RAW DATA -
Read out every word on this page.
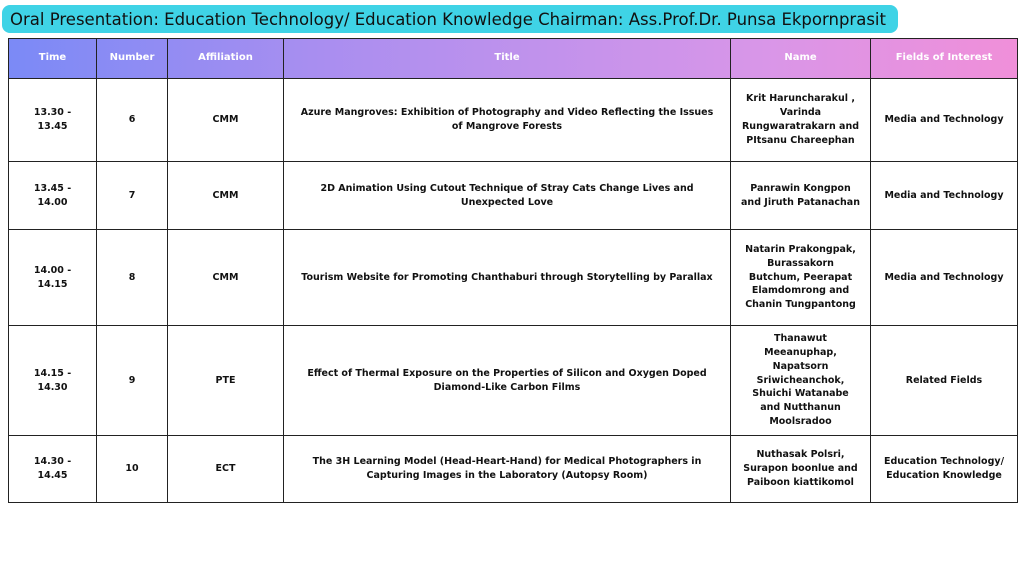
Oral Presentation: Education Technology/ Education Knowledge Chairman: Ass.Prof.Dr. Punsa Ekpornprasit
Time	Number	Affiliation	Title	Name	Fields of Interest
13.30 - 13.45	6	CMM	Azure Mangroves: Exhibition of Photography and Video Reflecting the Issues of Mangrove Forests	Krit Haruncharakul , Varinda Rungwaratrakarn and PItsanu Chareephan	Media and Technology
13.45 - 14.00	7	CMM	2D Animation Using Cutout Technique of Stray Cats Change Lives and Unexpected Love	Panrawin Kongpon and Jiruth Patanachan	Media and Technology
14.00 - 14.15	8	CMM	Tourism Website for Promoting Chanthaburi through Storytelling by Parallax	Natarin Prakongpak, Burassakorn Butchum, Peerapat Elamdomrong and Chanin Tungpantong	Media and Technology
14.15 - 14.30	9	PTE	Effect of Thermal Exposure on the Properties of Silicon and Oxygen Doped Diamond-Like Carbon Films	Thanawut Meeanuphap, Napatsorn Sriwicheanchok, Shuichi Watanabe and Nutthanun Moolsradoo	Related Fields
14.30 - 14.45	10	ECT	The 3H Learning Model (Head-Heart-Hand) for Medical Photographers in Capturing Images in the Laboratory (Autopsy Room)	Nuthasak Polsri, Surapon boonlue and Paiboon kiattikomol	Education Technology/ Education Knowledge
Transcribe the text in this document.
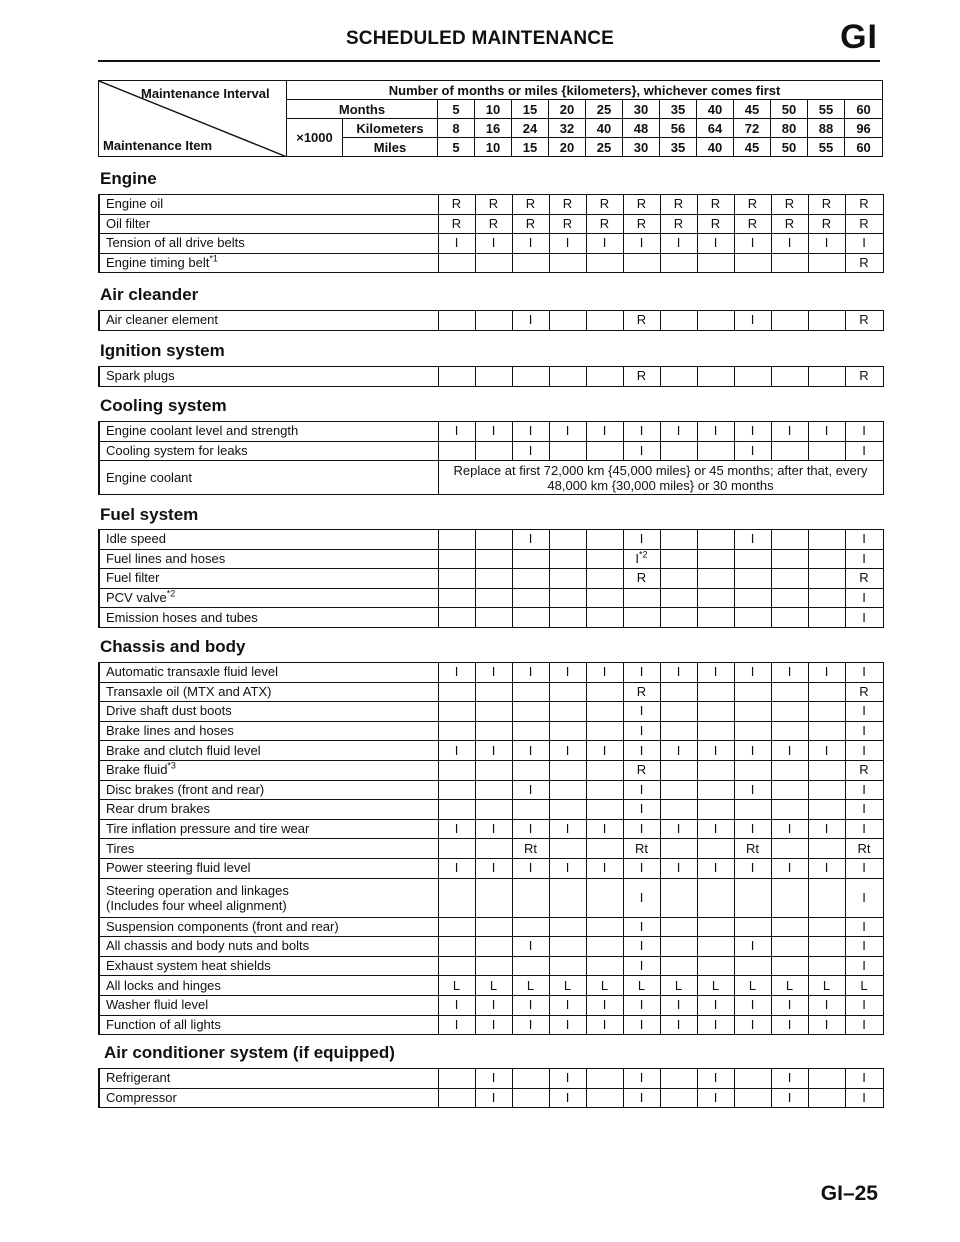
SCHEDULED MAINTENANCE	GI
Maintenance Interval
Maintenance Item	Number of months or miles {kilometers}, whichever comes first													
	Months		5	10	15	20	25	30	35	40	45	50	55	60
	×1000	Kilometers	8	16	24	32	40	48	56	64	72	80	88	96
		Miles	5	10	15	20	25	30	35	40	45	50	55	60
Engine
Engine oil	R	R	R	R	R	R	R	R	R	R	R	R
Oil filter	R	R	R	R	R	R	R	R	R	R	R	R
Tension of all drive belts	I	I	I	I	I	I	I	I	I	I	I	I
Engine timing belt$^{*1}$												R
Air cleander
Air cleaner element			I			R			I			R
Ignition system
Spark plugs						R						R
Cooling system
Engine coolant level and strength	I	I	I	I	I	I	I	I	I	I	I	I
Cooling system for leaks			I			I			I			I
Engine coolant	Replace at first 72,000 km {45,000 miles} or 45 months; after that, every 48,000 km {30,000 miles} or 30 months											
Fuel system
Idle speed			I			I			I			I
Fuel lines and hoses						$I^{*2}$						I
Fuel filter						R						R
PCV valve$^{*2}$												I
Emission hoses and tubes												I
Chassis and body
Automatic transaxle fluid level	I	I	I	I	I	I	I	I	I	I	I	I
Transaxle oil (MTX and ATX)						R						R
Drive shaft dust boots						I						I
Brake lines and hoses						I						I
Brake and clutch fluid level	I	I	I	I	I	I	I	I	I	I	I	I
Brake fluid$^{*3}$						R						R
Disc brakes (front and rear)			I			I			I			I
Rear drum brakes						I						I
Tire inflation pressure and tire wear	I	I	I	I	I	I	I	I	I	I	I	I
Tires			Rt			Rt			Rt			Rt
Power steering fluid level	I	I	I	I	I	I	I	I	I	I	I	I
Steering operation and linkages
(Includes four wheel alignment)						I						I
Suspension components (front and rear)						I						I
All chassis and body nuts and bolts			I			I			I			I
Exhaust system heat shields						I						I
All locks and hinges	L	L	L	L	L	L	L	L	L	L	L	L
Washer fluid level	I	I	I	I	I	I	I	I	I	I	I	I
Function of all lights	I	I	I	I	I	I	I	I	I	I	I	I
Air conditioner system (if equipped)
Refrigerant		I		I		I		I		I		I
Compressor		I		I		I		I		I		I
GI–25
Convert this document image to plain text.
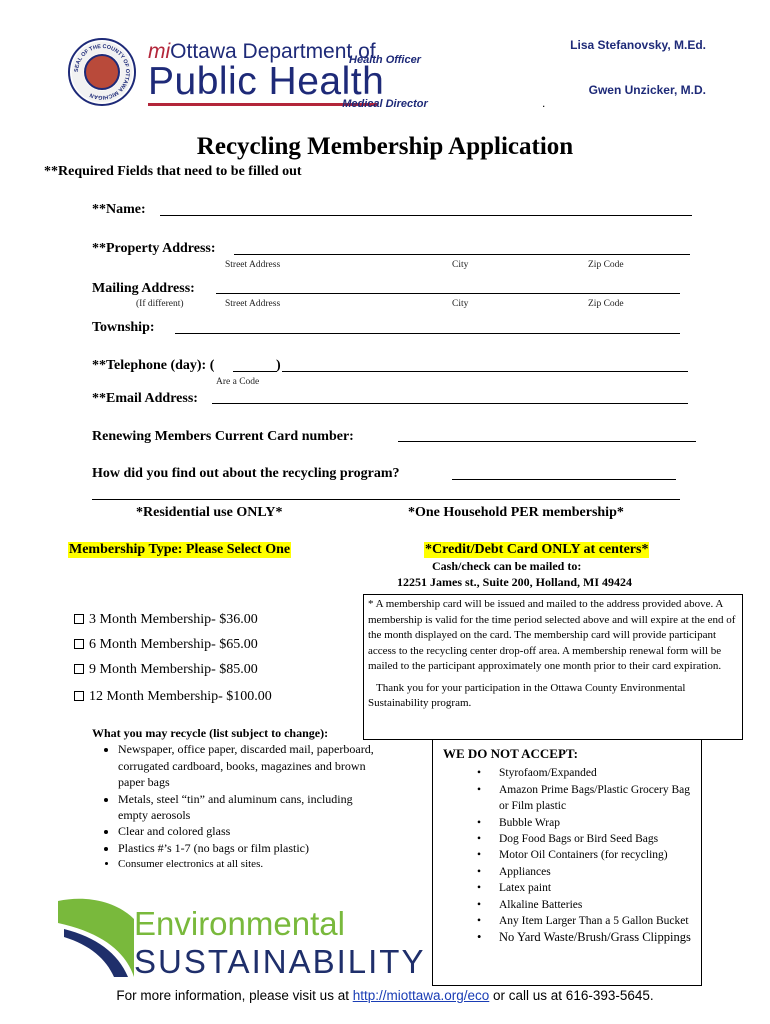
SEAL OF THE COUNTY OF OTTAWA MICHIGAN
miOttawa Department of
Public Health
Lisa Stefanovsky, M.Ed.
Health Officer
Gwen Unzicker, M.D.
Medical Director	.
Recycling Membership Application
**Required Fields that need to be filled out
**Name:
**Property Address:
Street Address	City	Zip Code
Mailing Address:
(If different)	Street Address	City	Zip Code
Township:
**Telephone (day): (	)
Are a Code
**Email Address:
Renewing Members Current Card number:
How did you find out about the recycling program?
*Residential use ONLY*	*One Household PER membership*
Membership Type: Please Select One	*Credit/Debt Card ONLY at centers*
Cash/check can be mailed to:
12251 James st., Suite 200, Holland, MI 49424
3 Month Membership- $36.00
6 Month Membership- $65.00
9 Month Membership- $85.00
12 Month Membership- $100.00

* A membership card will be issued and mailed to the address provided above. A membership is valid for the time period selected above and will expire at the end of the month displayed on the card. The membership card will provide participant access to the recycling center drop-off area. A membership renewal form will be mailed to the participant approximately one month prior to their card expiration.

Thank you for your participation in the Ottawa County Environmental Sustainability program.

What you may recycle (list subject to change):
• Newspaper, office paper, discarded mail, paperboard, corrugated cardboard, books, magazines and brown paper bags
• Metals, steel “tin” and aluminum cans, including empty aerosols
• Clear and colored glass
• Plastics #’s 1-7 (no bags or film plastic)
• Consumer electronics at all sites.
WE DO NOT ACCEPT:
• Styrofaom/Expanded
• Amazon Prime Bags/Plastic Grocery Bag or Film plastic
• Bubble Wrap
• Dog Food Bags or Bird Seed Bags
• Motor Oil Containers (for recycling)
• Appliances
• Latex paint
• Alkaline Batteries
• Any Item Larger Than a 5 Gallon Bucket
• No Yard Waste/Brush/Grass Clippings
Environmental
SUSTAINABILITY
For more information, please visit us at http://miottawa.org/eco or call us at 616-393-5645.
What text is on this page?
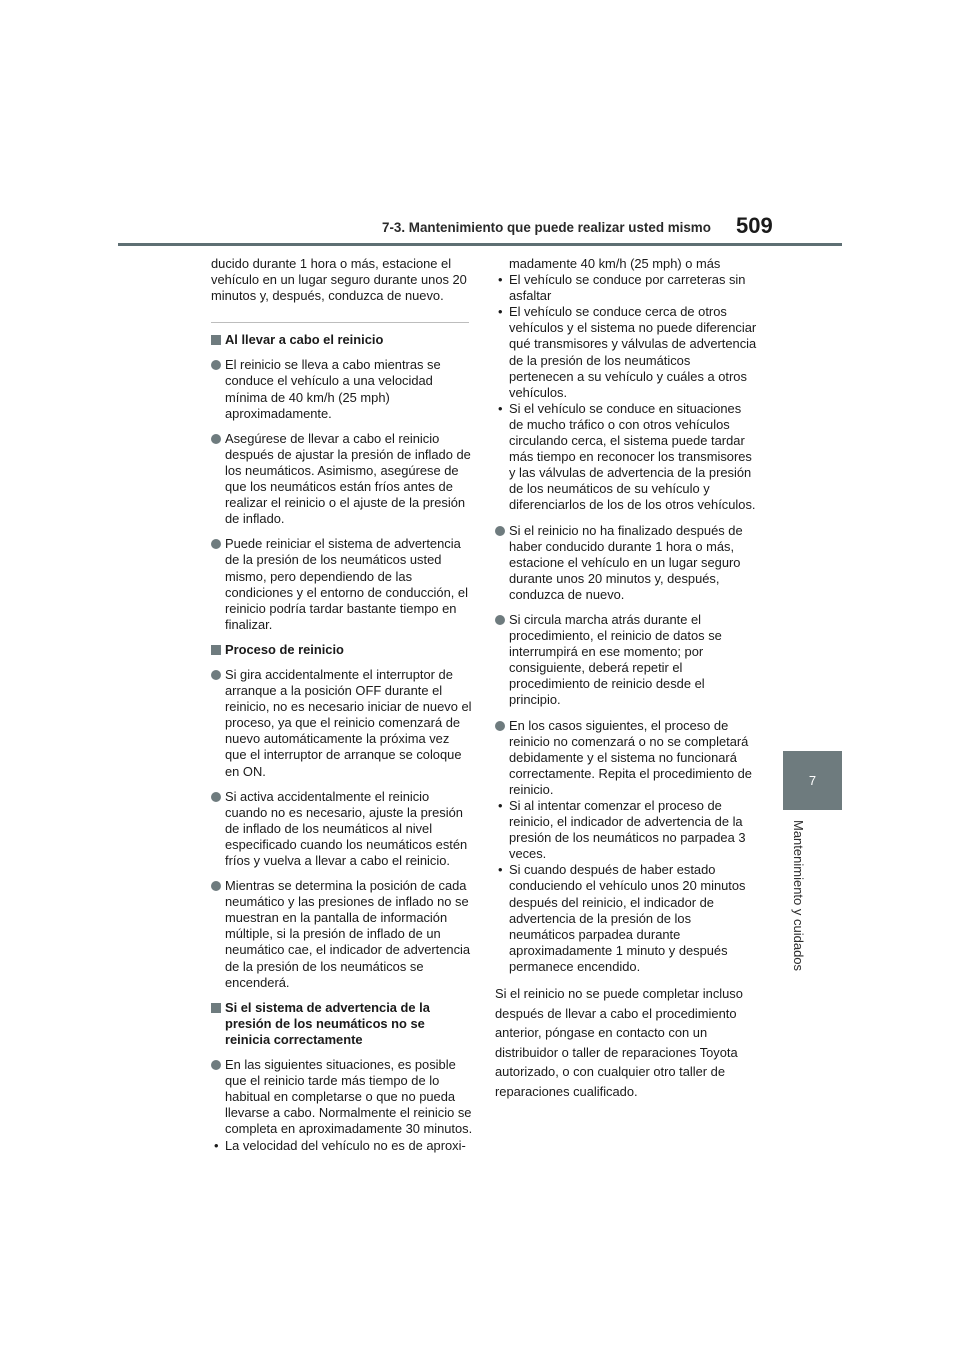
7-3. Mantenimiento que puede realizar usted mismo 509
7
Mantenimiento y cuidados

ducido durante 1 hora o más, estacione el vehículo en un lugar seguro durante unos 20 minutos y, después, conduzca de nuevo.

Al llevar a cabo el reinicio
El reinicio se lleva a cabo mientras se conduce el vehículo a una velocidad mínima de 40 km/h (25 mph) aproximadamente.
Asegúrese de llevar a cabo el reinicio después de ajustar la presión de inflado de los neumáticos. Asimismo, asegúrese de que los neumáticos están fríos antes de realizar el reinicio o el ajuste de la presión de inflado.
Puede reiniciar el sistema de advertencia de la presión de los neumáticos usted mismo, pero dependiendo de las condiciones y el entorno de conducción, el reinicio podría tardar bastante tiempo en finalizar.
Proceso de reinicio
Si gira accidentalmente el interruptor de arranque a la posición OFF durante el reinicio, no es necesario iniciar de nuevo el proceso, ya que el reinicio comenzará de nuevo automáticamente la próxima vez que el interruptor de arranque se coloque en ON.
Si activa accidentalmente el reinicio cuando no es necesario, ajuste la presión de inflado de los neumáticos al nivel especificado cuando los neumáticos estén fríos y vuelva a llevar a cabo el reinicio.
Mientras se determina la posición de cada neumático y las presiones de inflado no se muestran en la pantalla de información múltiple, si la presión de inflado de un neumático cae, el indicador de advertencia de la presión de los neumáticos se encenderá.
Si el sistema de advertencia de la presión de los neumáticos no se reinicia correctamente
En las siguientes situaciones, es posible que el reinicio tarde más tiempo de lo habitual en completarse o que no pueda llevarse a cabo. Normalmente el reinicio se completa en aproximadamente 30 minutos.

• La velocidad del vehículo no es de aproxi-

madamente 40 km/h (25 mph) o más

• El vehículo se conduce por carreteras sin asfaltar

• El vehículo se conduce cerca de otros vehículos y el sistema no puede diferenciar qué transmisores y válvulas de advertencia de la presión de los neumáticos pertenecen a su vehículo y cuáles a otros vehículos.

• Si el vehículo se conduce en situaciones de mucho tráfico o con otros vehículos circulando cerca, el sistema puede tardar más tiempo en reconocer los transmisores y las válvulas de advertencia de la presión de los neumáticos de su vehículo y diferenciarlos de los de los otros vehículos.

Si el reinicio no ha finalizado después de haber conducido durante 1 hora o más, estacione el vehículo en un lugar seguro durante unos 20 minutos y, después, conduzca de nuevo.
Si circula marcha atrás durante el procedimiento, el reinicio de datos se interrumpirá en ese momento; por consiguiente, deberá repetir el procedimiento de reinicio desde el principio.
En los casos siguientes, el proceso de reinicio no comenzará o no se completará debidamente y el sistema no funcionará correctamente. Repita el procedimiento de reinicio.

• Si al intentar comenzar el proceso de reinicio, el indicador de advertencia de la presión de los neumáticos no parpadea 3 veces.

• Si cuando después de haber estado conduciendo el vehículo unos 20 minutos después del reinicio, el indicador de advertencia de la presión de los neumáticos parpadea durante aproximadamente 1 minuto y después permanece encendido.

Si el reinicio no se puede completar incluso después de llevar a cabo el procedimiento anterior, póngase en contacto con un distribuidor o taller de reparaciones Toyota autorizado, o con cualquier otro taller de reparaciones cualificado.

WHAT IS EXPECTED - Look over the listing. Pull out every line with the string "estacione" in it.

REPLY -
ducido durante 1 hora o más, estacione el vehículo en un lugar seguro durante unos 20 minutos y, después, conduzca de nuevo.
Si el reinicio no ha finalizado después de haber conducido durante 1 hora o más, estacione el vehículo en un lugar seguro durante unos 20 minutos y, después, conduzca de nuevo.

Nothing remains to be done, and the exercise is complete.